● **Entries**
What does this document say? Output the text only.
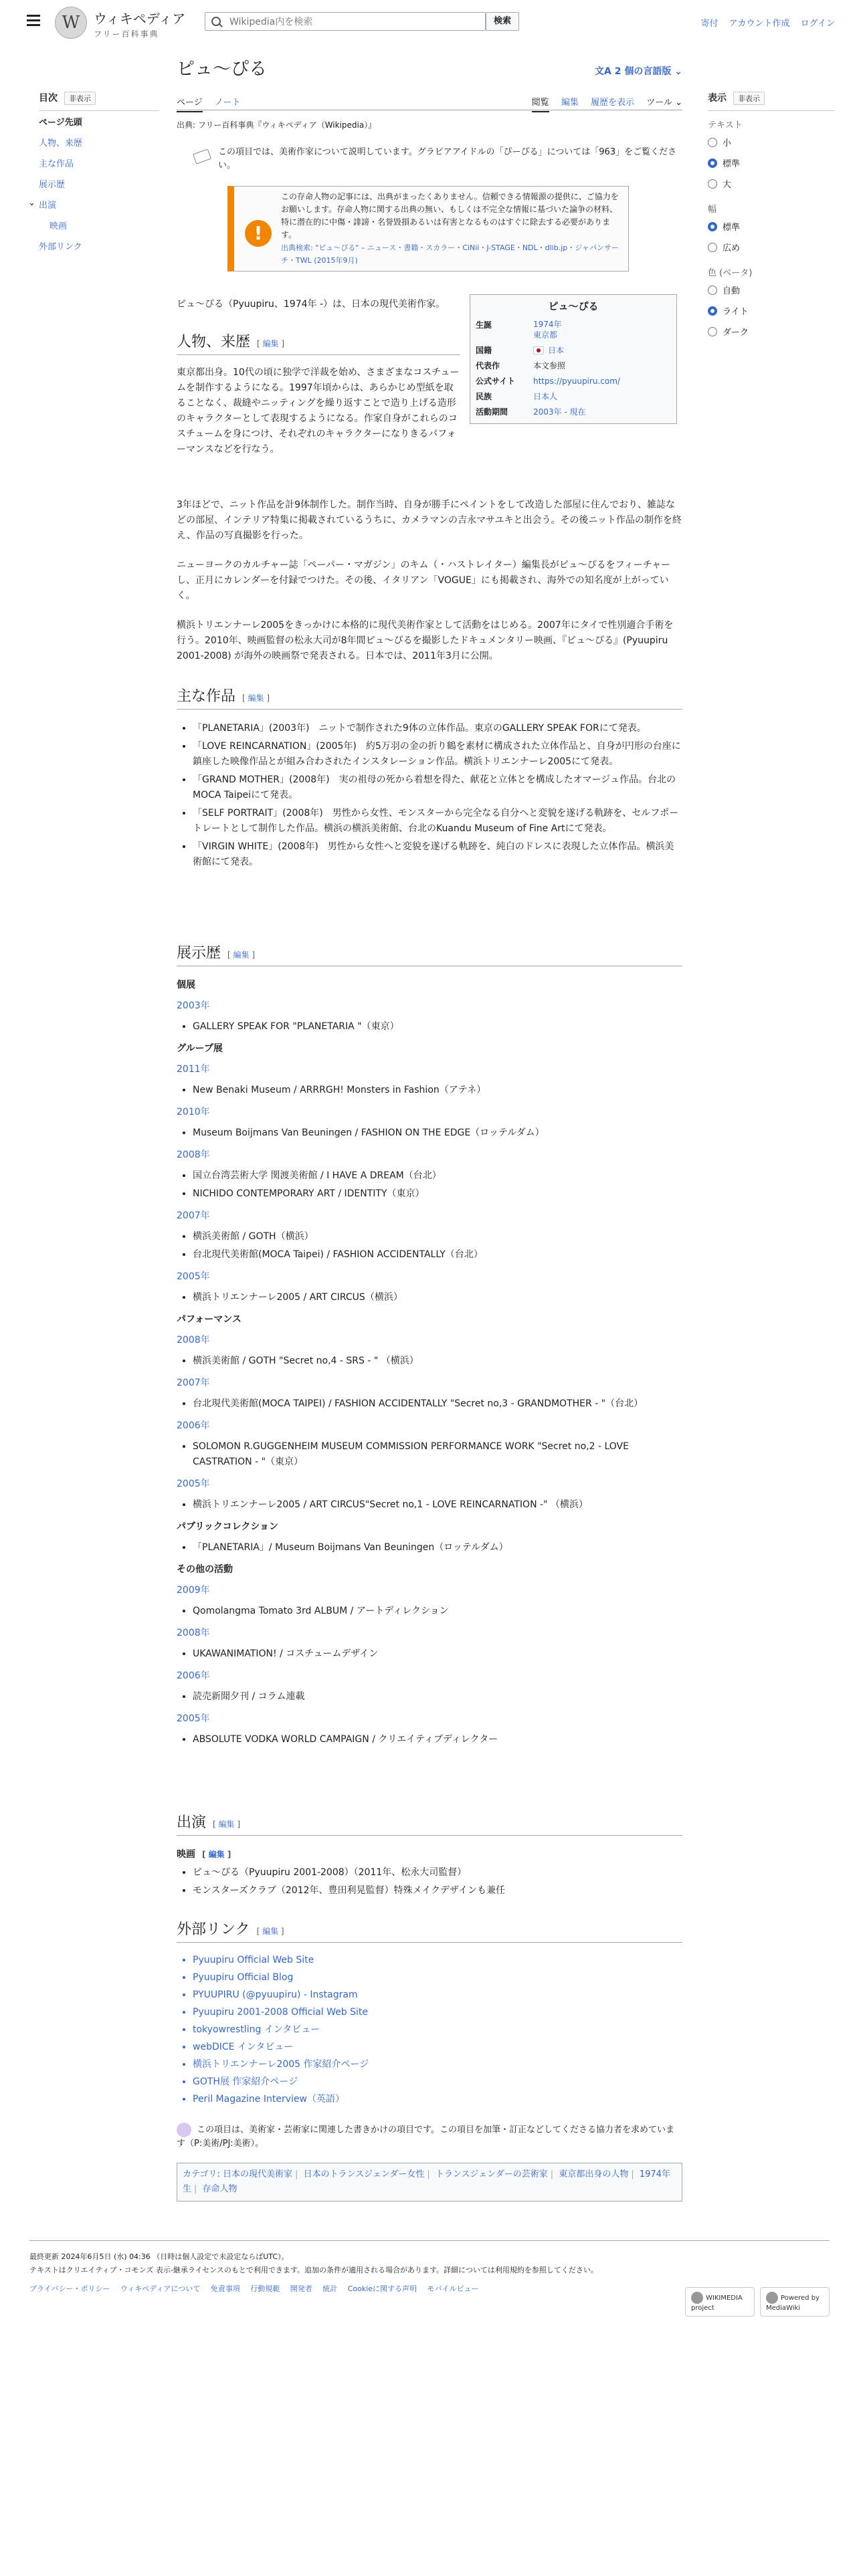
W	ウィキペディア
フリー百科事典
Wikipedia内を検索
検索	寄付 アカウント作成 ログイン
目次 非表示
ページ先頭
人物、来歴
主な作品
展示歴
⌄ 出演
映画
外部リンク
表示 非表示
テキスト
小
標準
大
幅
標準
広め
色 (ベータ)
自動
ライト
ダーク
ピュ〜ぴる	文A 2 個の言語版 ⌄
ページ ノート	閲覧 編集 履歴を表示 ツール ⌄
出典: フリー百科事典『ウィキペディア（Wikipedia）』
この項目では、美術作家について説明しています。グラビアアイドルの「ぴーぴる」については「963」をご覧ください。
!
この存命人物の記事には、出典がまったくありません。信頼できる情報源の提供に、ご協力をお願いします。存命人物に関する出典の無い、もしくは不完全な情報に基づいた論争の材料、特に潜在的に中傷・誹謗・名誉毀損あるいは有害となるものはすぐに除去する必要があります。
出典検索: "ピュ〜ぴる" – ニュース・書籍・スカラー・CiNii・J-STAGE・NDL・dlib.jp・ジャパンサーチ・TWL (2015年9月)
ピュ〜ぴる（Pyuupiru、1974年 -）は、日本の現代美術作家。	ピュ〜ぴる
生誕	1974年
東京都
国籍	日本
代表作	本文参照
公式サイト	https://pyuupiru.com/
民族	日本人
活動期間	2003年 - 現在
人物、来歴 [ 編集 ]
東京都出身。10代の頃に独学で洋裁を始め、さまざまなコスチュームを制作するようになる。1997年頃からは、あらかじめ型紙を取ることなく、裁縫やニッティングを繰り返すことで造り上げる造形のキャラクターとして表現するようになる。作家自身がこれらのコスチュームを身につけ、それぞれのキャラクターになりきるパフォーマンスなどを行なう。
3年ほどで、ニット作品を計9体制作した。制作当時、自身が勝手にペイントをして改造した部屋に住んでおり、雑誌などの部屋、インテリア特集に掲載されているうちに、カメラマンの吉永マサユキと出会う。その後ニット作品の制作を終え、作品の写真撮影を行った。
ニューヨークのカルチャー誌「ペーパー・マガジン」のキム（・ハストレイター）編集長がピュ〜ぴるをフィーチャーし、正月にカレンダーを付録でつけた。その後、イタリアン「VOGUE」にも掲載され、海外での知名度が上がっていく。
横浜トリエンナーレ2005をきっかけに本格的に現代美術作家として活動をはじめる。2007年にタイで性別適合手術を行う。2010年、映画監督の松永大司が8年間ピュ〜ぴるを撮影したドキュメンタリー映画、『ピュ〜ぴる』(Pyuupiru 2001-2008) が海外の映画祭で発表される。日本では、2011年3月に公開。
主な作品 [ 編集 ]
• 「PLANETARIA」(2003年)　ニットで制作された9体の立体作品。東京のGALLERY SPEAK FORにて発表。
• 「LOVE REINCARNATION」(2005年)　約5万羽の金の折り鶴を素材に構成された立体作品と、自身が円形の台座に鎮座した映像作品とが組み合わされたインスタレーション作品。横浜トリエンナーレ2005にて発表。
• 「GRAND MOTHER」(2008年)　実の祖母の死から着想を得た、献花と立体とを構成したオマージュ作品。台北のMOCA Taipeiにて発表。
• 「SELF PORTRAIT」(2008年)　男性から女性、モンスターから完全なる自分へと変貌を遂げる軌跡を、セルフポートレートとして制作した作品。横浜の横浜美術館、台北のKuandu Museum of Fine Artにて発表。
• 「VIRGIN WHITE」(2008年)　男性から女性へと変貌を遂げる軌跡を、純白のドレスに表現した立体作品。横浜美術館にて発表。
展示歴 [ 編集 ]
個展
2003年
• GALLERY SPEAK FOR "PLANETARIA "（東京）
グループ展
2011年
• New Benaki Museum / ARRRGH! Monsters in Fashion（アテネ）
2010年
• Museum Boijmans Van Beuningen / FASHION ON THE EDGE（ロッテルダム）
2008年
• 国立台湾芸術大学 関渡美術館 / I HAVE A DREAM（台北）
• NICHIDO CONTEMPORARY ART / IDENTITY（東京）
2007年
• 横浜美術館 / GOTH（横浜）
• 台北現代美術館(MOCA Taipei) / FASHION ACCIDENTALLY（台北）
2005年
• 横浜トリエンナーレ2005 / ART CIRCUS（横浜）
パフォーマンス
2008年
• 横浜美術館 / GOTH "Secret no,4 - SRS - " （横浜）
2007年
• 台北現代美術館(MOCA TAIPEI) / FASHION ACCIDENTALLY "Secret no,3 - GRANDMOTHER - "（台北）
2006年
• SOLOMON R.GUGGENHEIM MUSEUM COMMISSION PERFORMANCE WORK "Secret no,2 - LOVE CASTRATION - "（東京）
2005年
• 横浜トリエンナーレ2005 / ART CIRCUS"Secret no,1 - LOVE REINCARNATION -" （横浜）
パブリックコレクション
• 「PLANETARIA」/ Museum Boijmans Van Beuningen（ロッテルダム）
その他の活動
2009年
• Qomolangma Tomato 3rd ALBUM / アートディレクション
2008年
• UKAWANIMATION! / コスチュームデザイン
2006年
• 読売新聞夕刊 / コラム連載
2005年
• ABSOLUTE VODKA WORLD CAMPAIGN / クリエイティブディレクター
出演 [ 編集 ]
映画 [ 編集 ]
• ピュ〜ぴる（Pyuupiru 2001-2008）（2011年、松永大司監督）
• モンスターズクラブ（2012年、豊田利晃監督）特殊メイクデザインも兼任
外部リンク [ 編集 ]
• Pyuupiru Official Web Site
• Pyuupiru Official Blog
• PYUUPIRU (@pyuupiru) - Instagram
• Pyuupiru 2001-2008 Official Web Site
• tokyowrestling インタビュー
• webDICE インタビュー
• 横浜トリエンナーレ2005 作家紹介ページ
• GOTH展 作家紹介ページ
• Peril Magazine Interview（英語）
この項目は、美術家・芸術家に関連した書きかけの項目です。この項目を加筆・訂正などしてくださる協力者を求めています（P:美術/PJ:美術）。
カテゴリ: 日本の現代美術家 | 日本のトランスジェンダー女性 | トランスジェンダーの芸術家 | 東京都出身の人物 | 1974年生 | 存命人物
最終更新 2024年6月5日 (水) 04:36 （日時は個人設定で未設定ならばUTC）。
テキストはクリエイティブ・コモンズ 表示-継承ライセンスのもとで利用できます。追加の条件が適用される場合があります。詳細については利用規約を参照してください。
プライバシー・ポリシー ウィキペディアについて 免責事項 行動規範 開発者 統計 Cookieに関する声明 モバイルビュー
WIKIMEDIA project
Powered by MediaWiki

● **What to do**
Using the records above, output their complete text exactly, minus any images.

● **The completed task**
What does this document say? Output the text only.
W	ウィキペディア
フリー百科事典
Wikipedia内を検索
検索	寄付 アカウント作成 ログイン
目次 非表示
ページ先頭
人物、来歴
主な作品
展示歴
⌄ 出演
映画
外部リンク
表示 非表示
テキスト
小
標準
大
幅
標準
広め
色 (ベータ)
自動
ライト
ダーク
ピュ〜ぴる	文A 2 個の言語版 ⌄
ページ ノート	閲覧 編集 履歴を表示 ツール ⌄
出典: フリー百科事典『ウィキペディア（Wikipedia）』
この項目では、美術作家について説明しています。グラビアアイドルの「ぴーぴる」については「963」をご覧ください。
!
この存命人物の記事には、出典がまったくありません。信頼できる情報源の提供に、ご協力をお願いします。存命人物に関する出典の無い、もしくは不完全な情報に基づいた論争の材料、特に潜在的に中傷・誹謗・名誉毀損あるいは有害となるものはすぐに除去する必要があります。
出典検索: "ピュ〜ぴる" – ニュース・書籍・スカラー・CiNii・J-STAGE・NDL・dlib.jp・ジャパンサーチ・TWL (2015年9月)
ピュ〜ぴる（Pyuupiru、1974年 -）は、日本の現代美術作家。	ピュ〜ぴる
生誕	1974年
東京都
国籍	日本
代表作	本文参照
公式サイト	https://pyuupiru.com/
民族	日本人
活動期間	2003年 - 現在
人物、来歴 [ 編集 ]
東京都出身。10代の頃に独学で洋裁を始め、さまざまなコスチュームを制作するようになる。1997年頃からは、あらかじめ型紙を取ることなく、裁縫やニッティングを繰り返すことで造り上げる造形のキャラクターとして表現するようになる。作家自身がこれらのコスチュームを身につけ、それぞれのキャラクターになりきるパフォーマンスなどを行なう。
3年ほどで、ニット作品を計9体制作した。制作当時、自身が勝手にペイントをして改造した部屋に住んでおり、雑誌などの部屋、インテリア特集に掲載されているうちに、カメラマンの吉永マサユキと出会う。その後ニット作品の制作を終え、作品の写真撮影を行った。
ニューヨークのカルチャー誌「ペーパー・マガジン」のキム（・ハストレイター）編集長がピュ〜ぴるをフィーチャーし、正月にカレンダーを付録でつけた。その後、イタリアン「VOGUE」にも掲載され、海外での知名度が上がっていく。
横浜トリエンナーレ2005をきっかけに本格的に現代美術作家として活動をはじめる。2007年にタイで性別適合手術を行う。2010年、映画監督の松永大司が8年間ピュ〜ぴるを撮影したドキュメンタリー映画、『ピュ〜ぴる』(Pyuupiru 2001-2008) が海外の映画祭で発表される。日本では、2011年3月に公開。
主な作品 [ 編集 ]
• 「PLANETARIA」(2003年)　ニットで制作された9体の立体作品。東京のGALLERY SPEAK FORにて発表。
• 「LOVE REINCARNATION」(2005年)　約5万羽の金の折り鶴を素材に構成された立体作品と、自身が円形の台座に鎮座した映像作品とが組み合わされたインスタレーション作品。横浜トリエンナーレ2005にて発表。
• 「GRAND MOTHER」(2008年)　実の祖母の死から着想を得た、献花と立体とを構成したオマージュ作品。台北のMOCA Taipeiにて発表。
• 「SELF PORTRAIT」(2008年)　男性から女性、モンスターから完全なる自分へと変貌を遂げる軌跡を、セルフポートレートとして制作した作品。横浜の横浜美術館、台北のKuandu Museum of Fine Artにて発表。
• 「VIRGIN WHITE」(2008年)　男性から女性へと変貌を遂げる軌跡を、純白のドレスに表現した立体作品。横浜美術館にて発表。
展示歴 [ 編集 ]
個展
2003年
• GALLERY SPEAK FOR "PLANETARIA "（東京）
グループ展
2011年
• New Benaki Museum / ARRRGH! Monsters in Fashion（アテネ）
2010年
• Museum Boijmans Van Beuningen / FASHION ON THE EDGE（ロッテルダム）
2008年
• 国立台湾芸術大学 関渡美術館 / I HAVE A DREAM（台北）
• NICHIDO CONTEMPORARY ART / IDENTITY（東京）
2007年
• 横浜美術館 / GOTH（横浜）
• 台北現代美術館(MOCA Taipei) / FASHION ACCIDENTALLY（台北）
2005年
• 横浜トリエンナーレ2005 / ART CIRCUS（横浜）
パフォーマンス
2008年
• 横浜美術館 / GOTH "Secret no,4 - SRS - " （横浜）
2007年
• 台北現代美術館(MOCA TAIPEI) / FASHION ACCIDENTALLY "Secret no,3 - GRANDMOTHER - "（台北）
2006年
• SOLOMON R.GUGGENHEIM MUSEUM COMMISSION PERFORMANCE WORK "Secret no,2 - LOVE CASTRATION - "（東京）
2005年
• 横浜トリエンナーレ2005 / ART CIRCUS"Secret no,1 - LOVE REINCARNATION -" （横浜）
パブリックコレクション
• 「PLANETARIA」/ Museum Boijmans Van Beuningen（ロッテルダム）
その他の活動
2009年
• Qomolangma Tomato 3rd ALBUM / アートディレクション
2008年
• UKAWANIMATION! / コスチュームデザイン
2006年
• 読売新聞夕刊 / コラム連載
2005年
• ABSOLUTE VODKA WORLD CAMPAIGN / クリエイティブディレクター
出演 [ 編集 ]
映画 [ 編集 ]
• ピュ〜ぴる（Pyuupiru 2001-2008）（2011年、松永大司監督）
• モンスターズクラブ（2012年、豊田利晃監督）特殊メイクデザインも兼任
外部リンク [ 編集 ]
• Pyuupiru Official Web Site
• Pyuupiru Official Blog
• PYUUPIRU (@pyuupiru) - Instagram
• Pyuupiru 2001-2008 Official Web Site
• tokyowrestling インタビュー
• webDICE インタビュー
• 横浜トリエンナーレ2005 作家紹介ページ
• GOTH展 作家紹介ページ
• Peril Magazine Interview（英語）
この項目は、美術家・芸術家に関連した書きかけの項目です。この項目を加筆・訂正などしてくださる協力者を求めています（P:美術/PJ:美術）。
カテゴリ: 日本の現代美術家 | 日本のトランスジェンダー女性 | トランスジェンダーの芸術家 | 東京都出身の人物 | 1974年生 | 存命人物
最終更新 2024年6月5日 (水) 04:36 （日時は個人設定で未設定ならばUTC）。
テキストはクリエイティブ・コモンズ 表示-継承ライセンスのもとで利用できます。追加の条件が適用される場合があります。詳細については利用規約を参照してください。
プライバシー・ポリシー ウィキペディアについて 免責事項 行動規範 開発者 統計 Cookieに関する声明 モバイルビュー
WIKIMEDIA project
Powered by MediaWiki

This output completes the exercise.